Document page records:
□ □ □ □ □

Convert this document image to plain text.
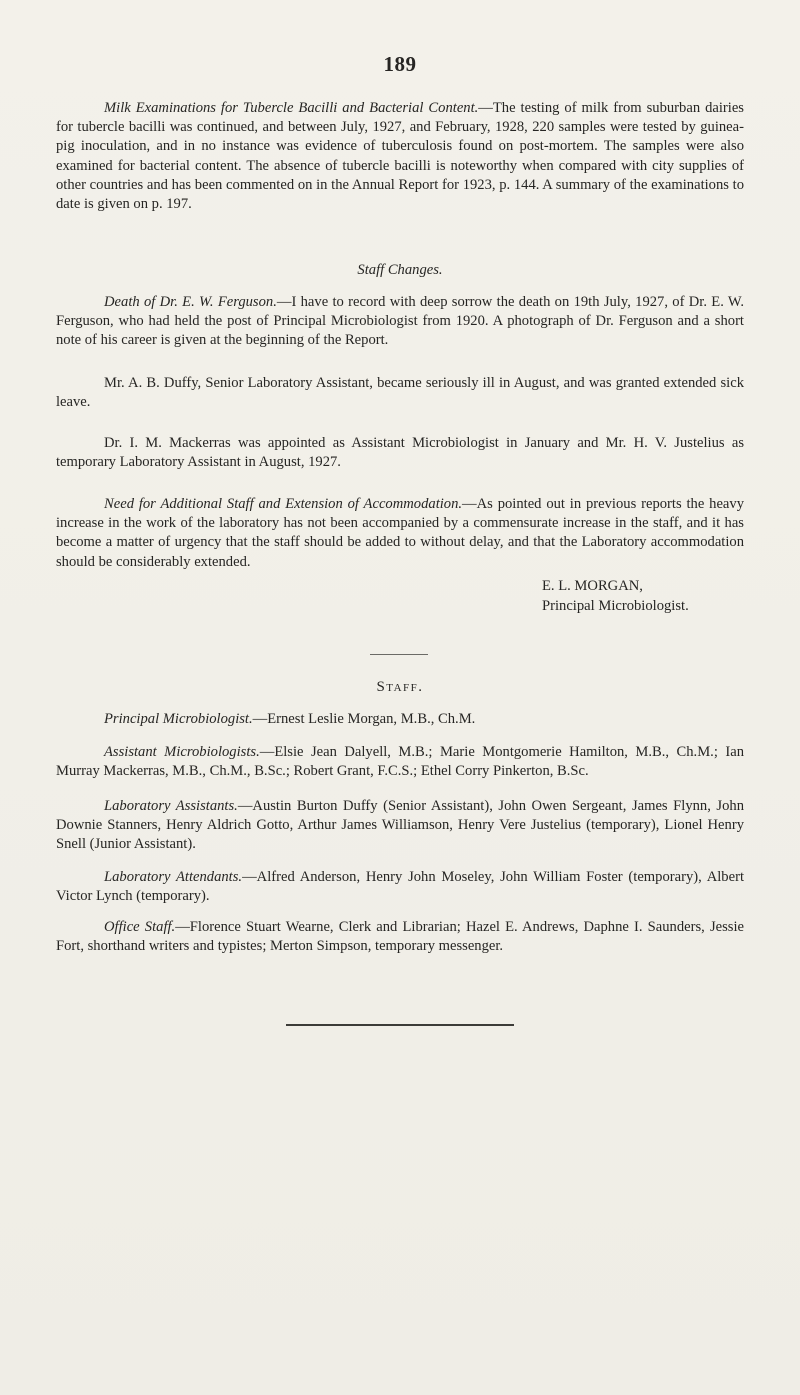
189

Milk Examinations for Tubercle Bacilli and Bacterial Content.—The testing of milk from suburban dairies for tubercle bacilli was continued, and between July, 1927, and February, 1928, 220 samples were tested by guinea-pig inoculation, and in no instance was evidence of tuberculosis found on post-mortem. The samples were also examined for bacterial content. The absence of tubercle bacilli is noteworthy when compared with city supplies of other countries and has been commented on in the Annual Report for 1923, p. 144. A summary of the examinations to date is given on p. 197.

Staff Changes.

Death of Dr. E. W. Ferguson.—I have to record with deep sorrow the death on 19th July, 1927, of Dr. E. W. Ferguson, who had held the post of Principal Microbiologist from 1920. A photograph of Dr. Ferguson and a short note of his career is given at the beginning of the Report.

Mr. A. B. Duffy, Senior Laboratory Assistant, became seriously ill in August, and was granted extended sick leave.

Dr. I. M. Mackerras was appointed as Assistant Microbiologist in January and Mr. H. V. Justelius as temporary Laboratory Assistant in August, 1927.

Need for Additional Staff and Extension of Accommodation.—As pointed out in previous reports the heavy increase in the work of the laboratory has not been accompanied by a commensurate increase in the staff, and it has become a matter of urgency that the staff should be added to without delay, and that the Laboratory accommodation should be considerably extended.

E. L. MORGAN,
Principal Microbiologist.
Staff.

Principal Microbiologist.—Ernest Leslie Morgan, M.B., Ch.M.

Assistant Microbiologists.—Elsie Jean Dalyell, M.B.; Marie Montgomerie Hamilton, M.B., Ch.M.; Ian Murray Mackerras, M.B., Ch.M., B.Sc.; Robert Grant, F.C.S.; Ethel Corry Pinkerton, B.Sc.

Laboratory Assistants.—Austin Burton Duffy (Senior Assistant), John Owen Sergeant, James Flynn, John Downie Stanners, Henry Aldrich Gotto, Arthur James Williamson, Henry Vere Justelius (temporary), Lionel Henry Snell (Junior Assistant).

Laboratory Attendants.—Alfred Anderson, Henry John Moseley, John William Foster (temporary), Albert Victor Lynch (temporary).

Office Staff.—Florence Stuart Wearne, Clerk and Librarian; Hazel E. Andrews, Daphne I. Saunders, Jessie Fort, shorthand writers and typistes; Merton Simpson, temporary messenger.
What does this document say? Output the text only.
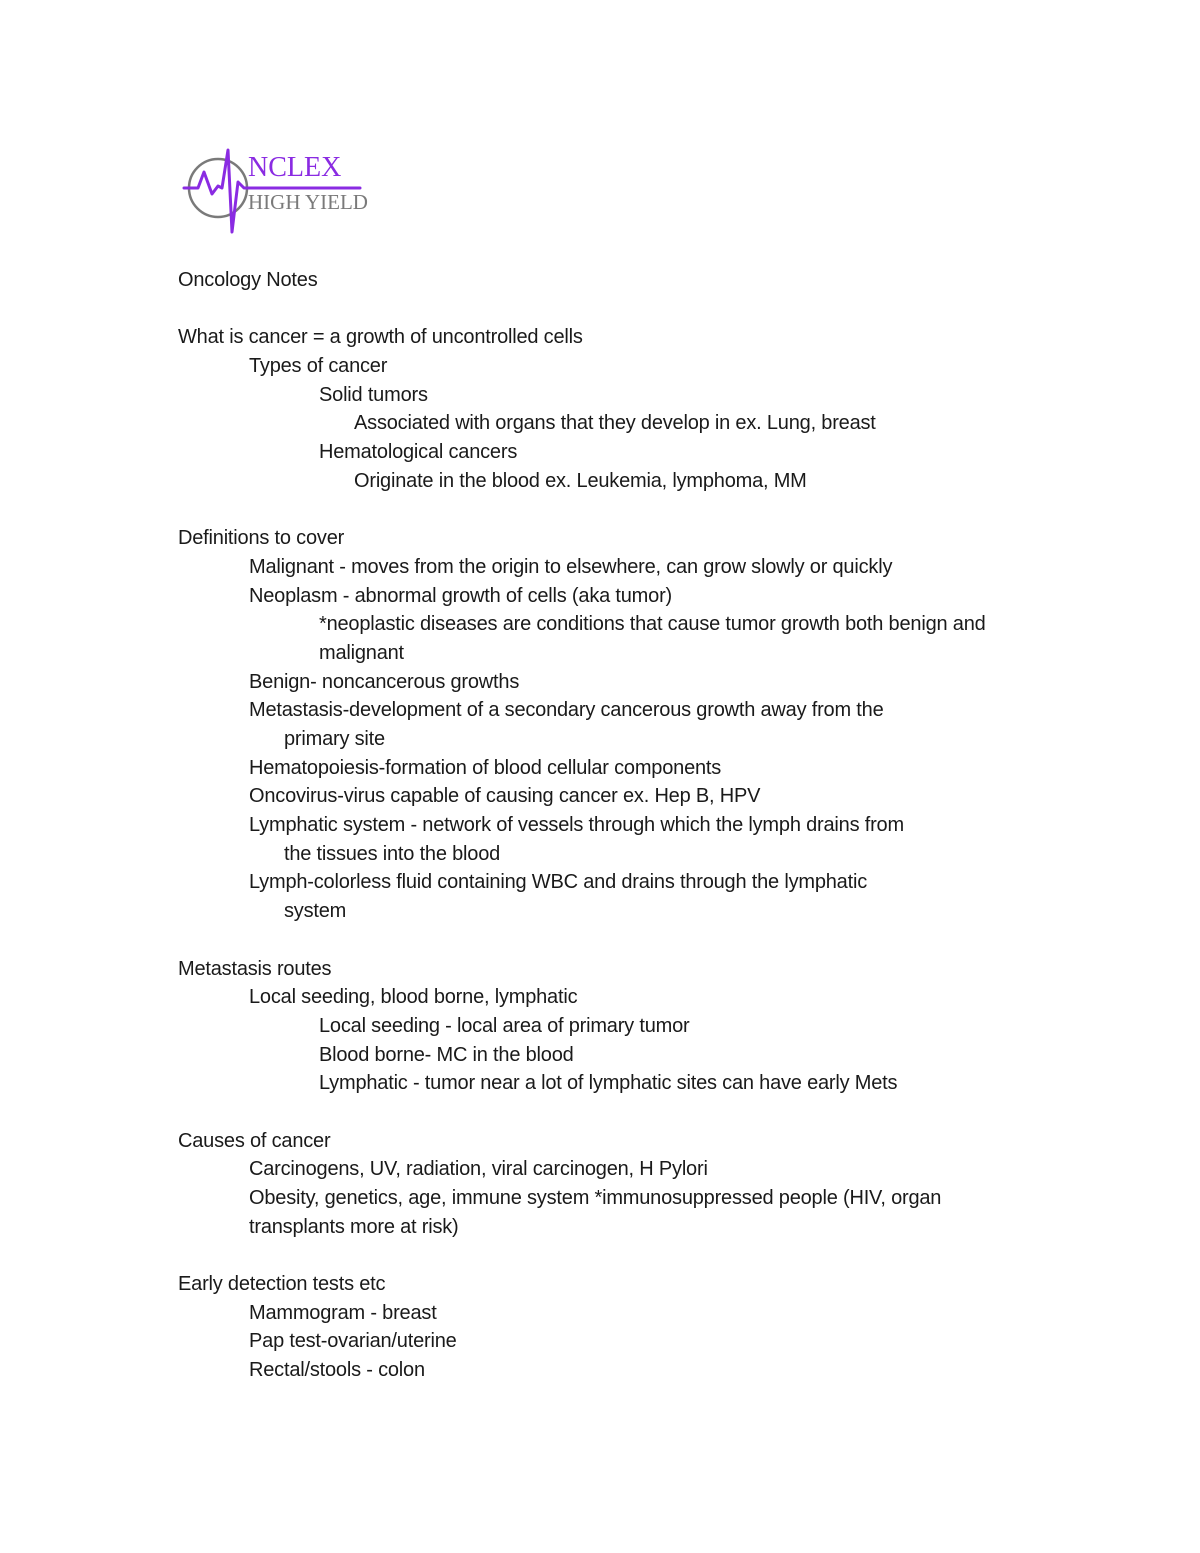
NCLEX
HIGH YIELD
Oncology Notes
What is cancer = a growth of uncontrolled cells
Types of cancer
Solid tumors
Associated with organs that they develop in ex. Lung, breast
Hematological cancers
Originate in the blood ex. Leukemia, lymphoma, MM
Definitions to cover
Malignant - moves from the origin to elsewhere, can grow slowly or quickly
Neoplasm - abnormal growth of cells (aka tumor)
*neoplastic diseases are conditions that cause tumor growth both benign and
malignant
Benign- noncancerous growths
Metastasis-development of a secondary cancerous growth away from the
primary site
Hematopoiesis-formation of blood cellular components
Oncovirus-virus capable of causing cancer ex. Hep B, HPV
Lymphatic system - network of vessels through which the lymph drains from
the tissues into the blood
Lymph-colorless fluid containing WBC and drains through the lymphatic
system
Metastasis routes
Local seeding, blood borne, lymphatic
Local seeding - local area of primary tumor
Blood borne- MC in the blood
Lymphatic - tumor near a lot of lymphatic sites can have early Mets
Causes of cancer
Carcinogens, UV, radiation, viral carcinogen, H Pylori
Obesity, genetics, age, immune system *immunosuppressed people (HIV, organ
transplants more at risk)
Early detection tests etc
Mammogram - breast
Pap test-ovarian/uterine
Rectal/stools - colon
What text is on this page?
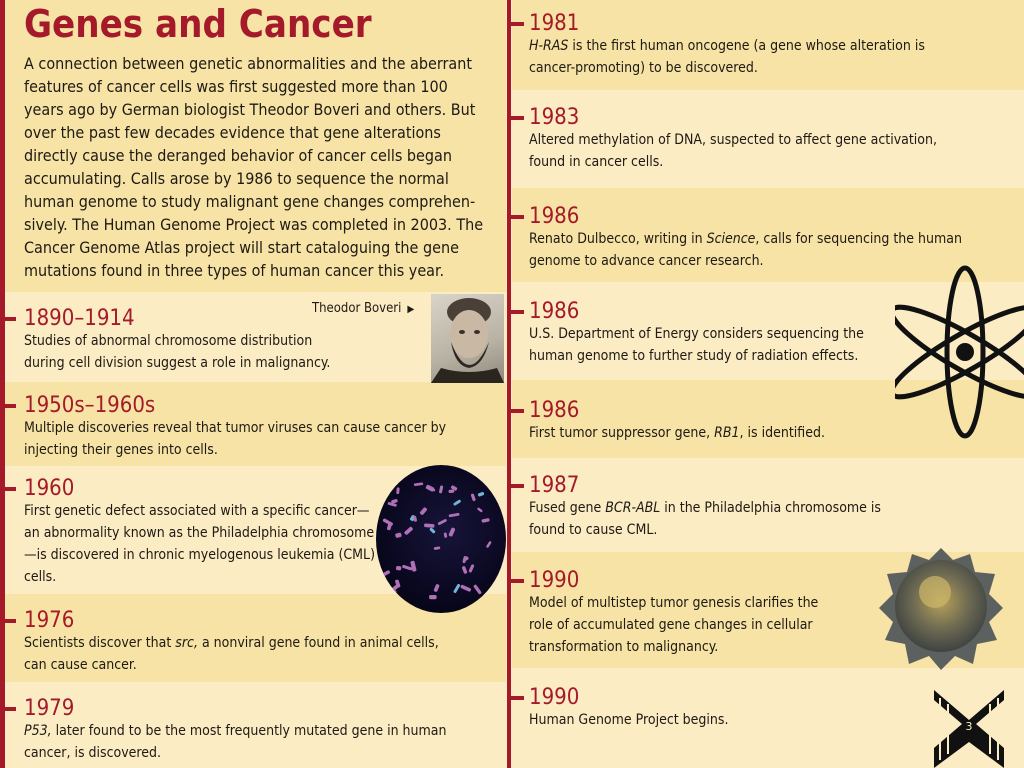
Genes and Cancer

A connection between genetic abnormalities and the aberrant features of cancer cells was first suggested more than 100 years ago by German biologist Theodor Boveri and others. But over the past few decades evidence that gene alterations directly cause the deranged behavior of cancer cells began accumulating. Calls arose by 1986 to sequence the normal human genome to study malignant gene changes comprehen-sively. The Human Genome Project was completed in 2003. The Cancer Genome Atlas project will start cataloguing the gene mutations found in three types of human cancer this year.

Theodor Boveri ▶
1890–1914
Studies of abnormal chromosome distribution during cell division suggest a role in malignancy.
1950s–1960s
Multiple discoveries reveal that tumor viruses can cause cancer by injecting their genes into cells.
1960
First genetic defect associated with a specific cancer—an abnormality known as the Philadelphia chromosome—is discovered in chronic myelogenous leukemia (CML) cells.
1976
Scientists discover that src, a nonviral gene found in animal cells, can cause cancer.
1979
P53, later found to be the most frequently mutated gene in human cancer, is discovered.
1981
H-RAS is the first human oncogene (a gene whose alteration is cancer-promoting) to be discovered.
1983
Altered methylation of DNA, suspected to affect gene activation, found in cancer cells.
1986
Renato Dulbecco, writing in Science, calls for sequencing the human genome to advance cancer research.
1986
U.S. Department of Energy considers sequencing the human genome to further study of radiation effects.
1986
First tumor suppressor gene, RB1, is identified.
1987
Fused gene BCR-ABL in the Philadelphia chromosome is found to cause CML.
1990
Model of multistep tumor genesis clarifies the role of accumulated gene changes in cellular transformation to malignancy.
1990
Human Genome Project begins.	3
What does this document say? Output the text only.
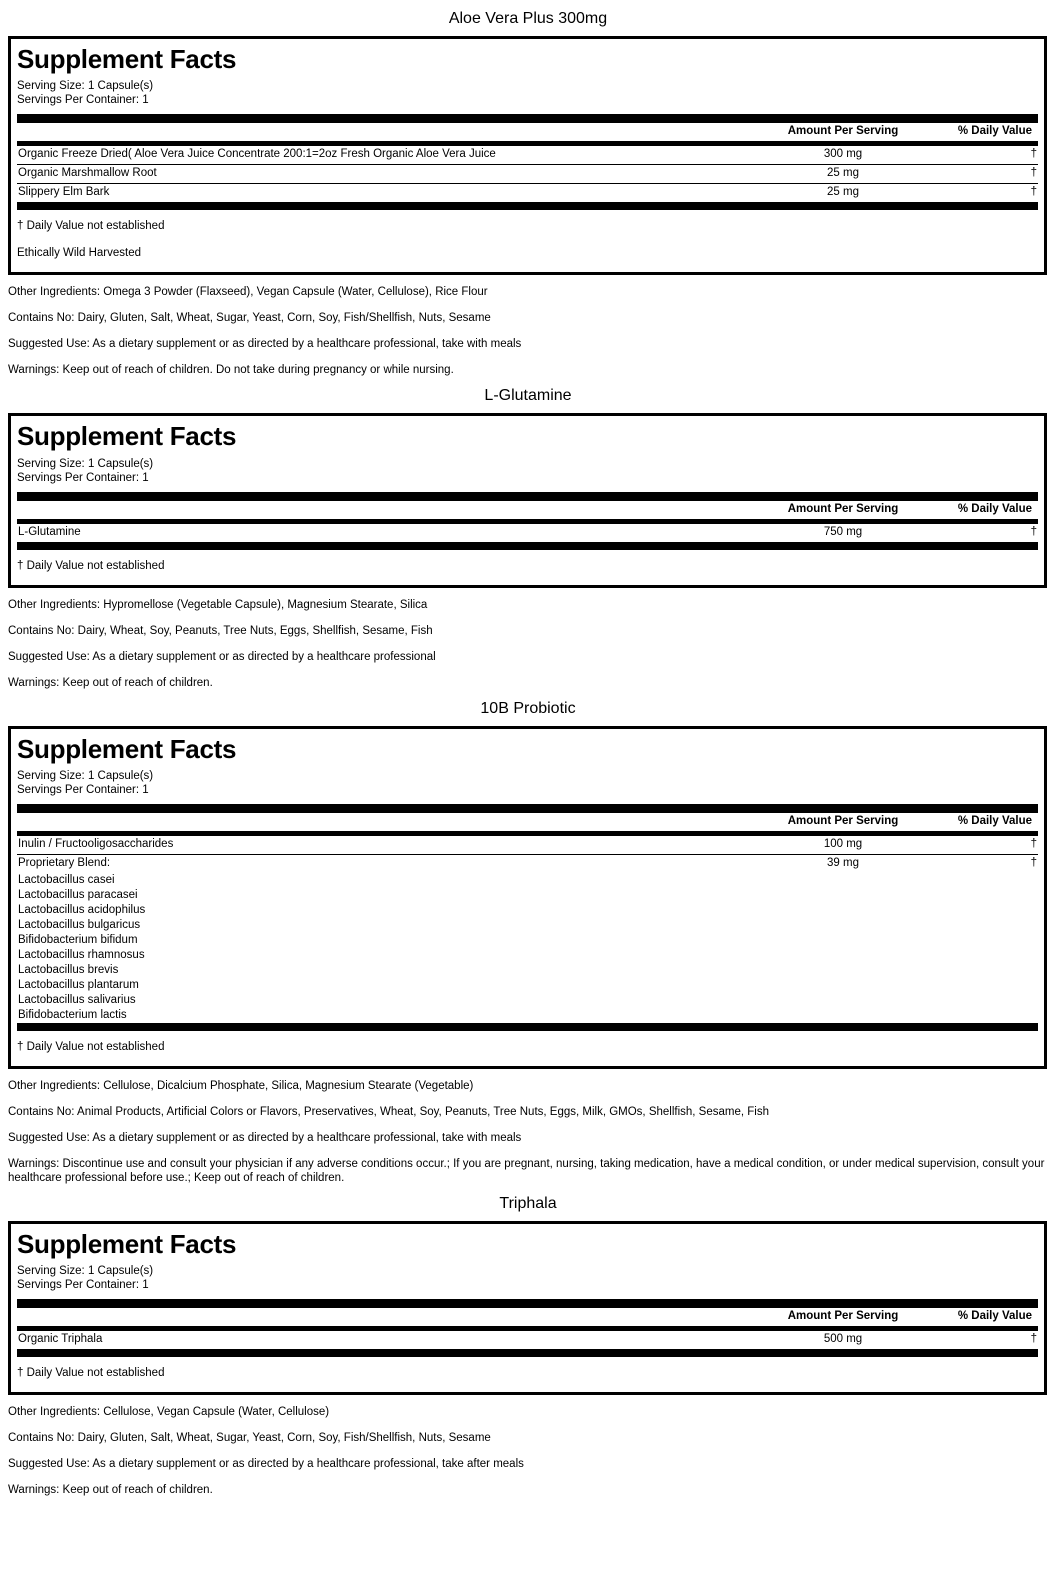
Aloe Vera Plus 300mg
Supplement Facts
Serving Size: 1 Capsule(s)
Servings Per Container: 1
	Amount Per Serving	% Daily Value
Organic Freeze Dried( Aloe Vera Juice Concentrate 200:1=2oz Fresh Organic Aloe Vera Juice	300 mg	†
Organic Marshmallow Root	25 mg	†
Slippery Elm Bark	25 mg	†
† Daily Value not established
Ethically Wild Harvested
Other Ingredients: Omega 3 Powder (Flaxseed), Vegan Capsule (Water, Cellulose), Rice Flour
Contains No: Dairy, Gluten, Salt, Wheat, Sugar, Yeast, Corn, Soy, Fish/Shellfish, Nuts, Sesame
Suggested Use: As a dietary supplement or as directed by a healthcare professional, take with meals
Warnings: Keep out of reach of children. Do not take during pregnancy or while nursing.
L-Glutamine
Supplement Facts
Serving Size: 1 Capsule(s)
Servings Per Container: 1
	Amount Per Serving	% Daily Value
L-Glutamine	750 mg	†
† Daily Value not established
Other Ingredients: Hypromellose (Vegetable Capsule), Magnesium Stearate, Silica
Contains No: Dairy, Wheat, Soy, Peanuts, Tree Nuts, Eggs, Shellfish, Sesame, Fish
Suggested Use: As a dietary supplement or as directed by a healthcare professional
Warnings: Keep out of reach of children.
10B Probiotic
Supplement Facts
Serving Size: 1 Capsule(s)
Servings Per Container: 1
	Amount Per Serving	% Daily Value
Inulin / Fructooligosaccharides	100 mg	†
Proprietary Blend:	39 mg	†
Lactobacillus casei		
Lactobacillus paracasei		
Lactobacillus acidophilus		
Lactobacillus bulgaricus		
Bifidobacterium bifidum		
Lactobacillus rhamnosus		
Lactobacillus brevis		
Lactobacillus plantarum		
Lactobacillus salivarius		
Bifidobacterium lactis		
† Daily Value not established
Other Ingredients: Cellulose, Dicalcium Phosphate, Silica, Magnesium Stearate (Vegetable)
Contains No: Animal Products, Artificial Colors or Flavors, Preservatives, Wheat, Soy, Peanuts, Tree Nuts, Eggs, Milk, GMOs, Shellfish, Sesame, Fish
Suggested Use: As a dietary supplement or as directed by a healthcare professional, take with meals
Warnings: Discontinue use and consult your physician if any adverse conditions occur.; If you are pregnant, nursing, taking medication, have a medical condition, or under medical supervision, consult your healthcare professional before use.; Keep out of reach of children.
Triphala
Supplement Facts
Serving Size: 1 Capsule(s)
Servings Per Container: 1
	Amount Per Serving	% Daily Value
Organic Triphala	500 mg	†
† Daily Value not established
Other Ingredients: Cellulose, Vegan Capsule (Water, Cellulose)
Contains No: Dairy, Gluten, Salt, Wheat, Sugar, Yeast, Corn, Soy, Fish/Shellfish, Nuts, Sesame
Suggested Use: As a dietary supplement or as directed by a healthcare professional, take after meals
Warnings: Keep out of reach of children.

□ □ □ □ □

Work to complete
Scan the records for the word "seeding" and copy every line where it is found.

Finished task
Local seeding, blood borne, lymphatic
Local seeding - local area of primary tumor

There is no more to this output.